Thanks to Rodger Sherman at SB Nation, Shaqtin a Fool curator Mike Goldfarb, and BekoBBL’s Mike Koerner, however, we’ve now got an explanation for the play that, frankly, turns out to be one of the more brilliant clock-defying basketball maneuvers we’ve ever heard of. Seriously, this is some Paul Westphal-in-the-1976-Finals sort of stuff.

Green’s team, Walter Tigers Tübingen, were down two points with 0.4 seconds left in the contest, and Garlon apparently heard the opposing coach ask his player to miss the free throw on purpose. As NBA fans have seen through the years, an intentional miss helps knock valuable tenths of a second off of the clock, denying an opponent the chance to take the ball out and call timeout (on a make) without the clock ticking, forcing them to spend time rebounding the ball and calling for a timeout.

▶ _Dataset records_
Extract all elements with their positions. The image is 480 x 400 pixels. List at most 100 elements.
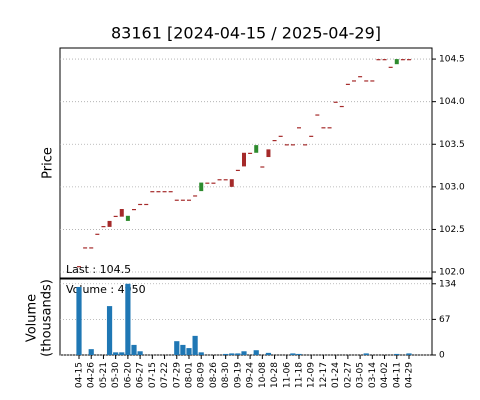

...

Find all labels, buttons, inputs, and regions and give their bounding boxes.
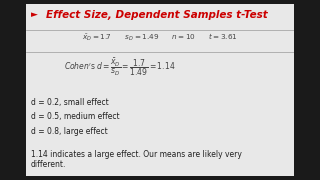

--

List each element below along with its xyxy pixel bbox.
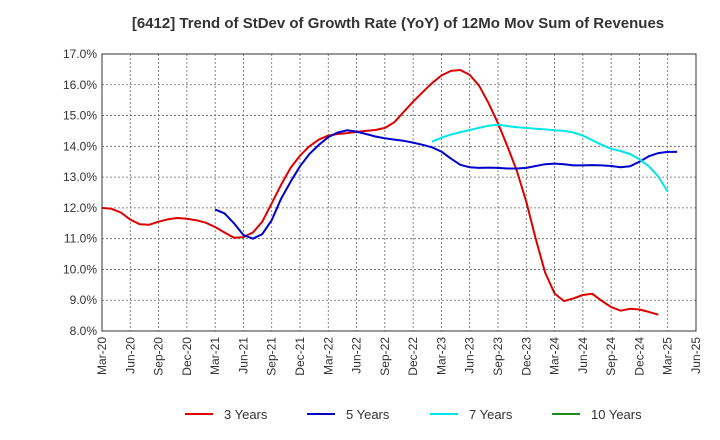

▶ _Task_
Write the next part of the passage about Garlon Green's clock-beating play, starting right after its last sentence.

▶ _Answer for the task_
In Green’s mind, gifting his opponents two more points would be well worth it, as the hit to the clock (the time it takes to tip a dunk in) would be negligible, and his Tigers would have about half a second to try and launch a three-pointer while hoping for a bad foul (that would send a Tiger to the line for a potential four-point play). To use Sherman’s words, “being down 4 with one more chance to possess the ball is technically better than being down 2 and never getting the ball back.”

The odds of it working are just about nil, and it didn’t work, but had this been a one-point game prior to Green’s dunk – and had he cleanly dropped it in without wasting a tenth of a second – this would have been a genius move. One that, and we’re genuine here, someone like LeBron James or Paul George should seriously consider, if presented with a similar situation.

Our apologies to the Green family. We will never doubt your motives again.